**To do**. Examine the material below and count the lines that hold the word "name". Report only the number.

**Supplied entries**.
══════
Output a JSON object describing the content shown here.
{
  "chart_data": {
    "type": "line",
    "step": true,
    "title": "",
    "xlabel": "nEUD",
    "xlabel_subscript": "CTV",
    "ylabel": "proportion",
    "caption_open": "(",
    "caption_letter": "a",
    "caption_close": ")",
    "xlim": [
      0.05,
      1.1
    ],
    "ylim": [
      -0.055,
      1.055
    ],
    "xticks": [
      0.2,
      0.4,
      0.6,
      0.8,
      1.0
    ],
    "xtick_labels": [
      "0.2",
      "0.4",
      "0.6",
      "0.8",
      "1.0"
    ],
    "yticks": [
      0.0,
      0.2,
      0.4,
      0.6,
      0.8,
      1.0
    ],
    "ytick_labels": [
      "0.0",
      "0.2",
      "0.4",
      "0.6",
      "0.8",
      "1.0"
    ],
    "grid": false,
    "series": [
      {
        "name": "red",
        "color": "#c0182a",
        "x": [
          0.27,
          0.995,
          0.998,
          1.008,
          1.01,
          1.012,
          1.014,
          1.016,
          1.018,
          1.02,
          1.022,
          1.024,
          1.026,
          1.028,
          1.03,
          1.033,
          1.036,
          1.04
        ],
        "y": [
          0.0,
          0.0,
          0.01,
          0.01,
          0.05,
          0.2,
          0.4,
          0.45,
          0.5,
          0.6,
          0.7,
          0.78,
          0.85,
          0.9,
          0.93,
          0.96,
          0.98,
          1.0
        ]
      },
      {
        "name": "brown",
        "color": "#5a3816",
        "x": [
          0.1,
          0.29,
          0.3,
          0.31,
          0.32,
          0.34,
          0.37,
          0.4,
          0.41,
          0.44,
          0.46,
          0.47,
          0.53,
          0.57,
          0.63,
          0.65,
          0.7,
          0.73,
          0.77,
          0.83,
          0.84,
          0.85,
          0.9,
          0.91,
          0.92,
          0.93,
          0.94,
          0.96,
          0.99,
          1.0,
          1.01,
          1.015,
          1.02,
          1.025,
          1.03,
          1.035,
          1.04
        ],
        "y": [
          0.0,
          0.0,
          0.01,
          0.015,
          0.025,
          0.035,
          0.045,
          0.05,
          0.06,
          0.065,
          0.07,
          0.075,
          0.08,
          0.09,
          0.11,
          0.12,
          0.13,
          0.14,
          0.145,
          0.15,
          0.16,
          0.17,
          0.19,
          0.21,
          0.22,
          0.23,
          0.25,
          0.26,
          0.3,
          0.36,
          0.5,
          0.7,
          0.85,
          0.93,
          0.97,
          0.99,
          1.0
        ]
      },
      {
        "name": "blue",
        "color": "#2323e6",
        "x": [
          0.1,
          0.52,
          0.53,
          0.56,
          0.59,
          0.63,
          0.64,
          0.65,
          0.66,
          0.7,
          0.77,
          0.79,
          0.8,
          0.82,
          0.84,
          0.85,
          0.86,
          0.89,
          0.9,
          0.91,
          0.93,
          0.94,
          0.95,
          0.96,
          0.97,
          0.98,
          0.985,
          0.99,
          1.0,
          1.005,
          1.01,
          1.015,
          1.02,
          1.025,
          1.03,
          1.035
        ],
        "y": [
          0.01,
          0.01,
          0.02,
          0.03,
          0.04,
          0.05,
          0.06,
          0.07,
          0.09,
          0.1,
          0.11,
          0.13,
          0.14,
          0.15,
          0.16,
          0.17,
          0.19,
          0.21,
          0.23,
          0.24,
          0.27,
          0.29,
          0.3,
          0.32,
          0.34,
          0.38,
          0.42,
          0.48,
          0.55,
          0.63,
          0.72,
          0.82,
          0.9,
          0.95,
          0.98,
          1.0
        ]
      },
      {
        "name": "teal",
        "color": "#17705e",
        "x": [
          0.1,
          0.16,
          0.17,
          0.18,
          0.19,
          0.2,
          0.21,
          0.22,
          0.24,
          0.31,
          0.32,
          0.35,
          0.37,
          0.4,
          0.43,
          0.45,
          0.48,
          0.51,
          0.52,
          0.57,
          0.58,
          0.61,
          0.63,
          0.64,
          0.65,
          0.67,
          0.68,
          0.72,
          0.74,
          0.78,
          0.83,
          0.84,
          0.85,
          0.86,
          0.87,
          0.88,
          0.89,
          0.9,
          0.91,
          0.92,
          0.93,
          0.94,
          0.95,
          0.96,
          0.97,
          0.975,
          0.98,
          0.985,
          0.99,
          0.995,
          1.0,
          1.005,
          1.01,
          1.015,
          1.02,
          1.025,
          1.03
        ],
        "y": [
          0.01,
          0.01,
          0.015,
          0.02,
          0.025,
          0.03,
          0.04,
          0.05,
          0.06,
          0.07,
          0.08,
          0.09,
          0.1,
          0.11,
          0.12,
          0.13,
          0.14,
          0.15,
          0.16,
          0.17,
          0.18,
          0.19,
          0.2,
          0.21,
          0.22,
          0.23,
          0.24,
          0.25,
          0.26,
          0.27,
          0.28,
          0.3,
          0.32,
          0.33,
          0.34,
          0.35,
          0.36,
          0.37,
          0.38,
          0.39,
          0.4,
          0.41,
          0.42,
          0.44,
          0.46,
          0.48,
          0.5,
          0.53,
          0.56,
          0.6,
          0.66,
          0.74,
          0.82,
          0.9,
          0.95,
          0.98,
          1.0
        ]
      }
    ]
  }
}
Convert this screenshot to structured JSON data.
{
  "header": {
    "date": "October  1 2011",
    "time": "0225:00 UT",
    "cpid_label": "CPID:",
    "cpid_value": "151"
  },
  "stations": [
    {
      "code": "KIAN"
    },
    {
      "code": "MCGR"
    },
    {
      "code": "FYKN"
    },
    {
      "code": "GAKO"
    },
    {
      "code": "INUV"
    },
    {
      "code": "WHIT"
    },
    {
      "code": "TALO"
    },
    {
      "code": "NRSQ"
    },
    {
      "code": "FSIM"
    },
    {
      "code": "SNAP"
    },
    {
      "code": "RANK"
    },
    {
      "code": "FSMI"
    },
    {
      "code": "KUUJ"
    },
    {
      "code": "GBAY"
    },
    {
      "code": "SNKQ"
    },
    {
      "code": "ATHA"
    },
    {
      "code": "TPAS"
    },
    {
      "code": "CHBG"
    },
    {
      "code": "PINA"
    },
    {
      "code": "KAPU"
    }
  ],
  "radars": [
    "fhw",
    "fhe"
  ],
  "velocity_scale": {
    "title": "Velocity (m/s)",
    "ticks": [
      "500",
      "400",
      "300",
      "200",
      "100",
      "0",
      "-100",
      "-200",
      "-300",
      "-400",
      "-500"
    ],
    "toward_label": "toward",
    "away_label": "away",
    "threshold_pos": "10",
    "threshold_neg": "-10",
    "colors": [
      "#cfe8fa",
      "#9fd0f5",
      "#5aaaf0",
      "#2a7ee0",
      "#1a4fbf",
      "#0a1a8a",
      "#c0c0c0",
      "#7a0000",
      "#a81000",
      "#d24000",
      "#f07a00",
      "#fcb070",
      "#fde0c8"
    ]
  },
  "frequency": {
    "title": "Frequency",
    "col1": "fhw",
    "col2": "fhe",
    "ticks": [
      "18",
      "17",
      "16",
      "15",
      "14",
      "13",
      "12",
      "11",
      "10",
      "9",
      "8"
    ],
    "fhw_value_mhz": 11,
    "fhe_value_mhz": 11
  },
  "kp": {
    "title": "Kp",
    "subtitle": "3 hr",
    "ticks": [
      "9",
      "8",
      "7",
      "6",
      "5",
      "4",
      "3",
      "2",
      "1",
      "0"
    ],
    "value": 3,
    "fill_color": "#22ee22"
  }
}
══════
**Written solution**. 4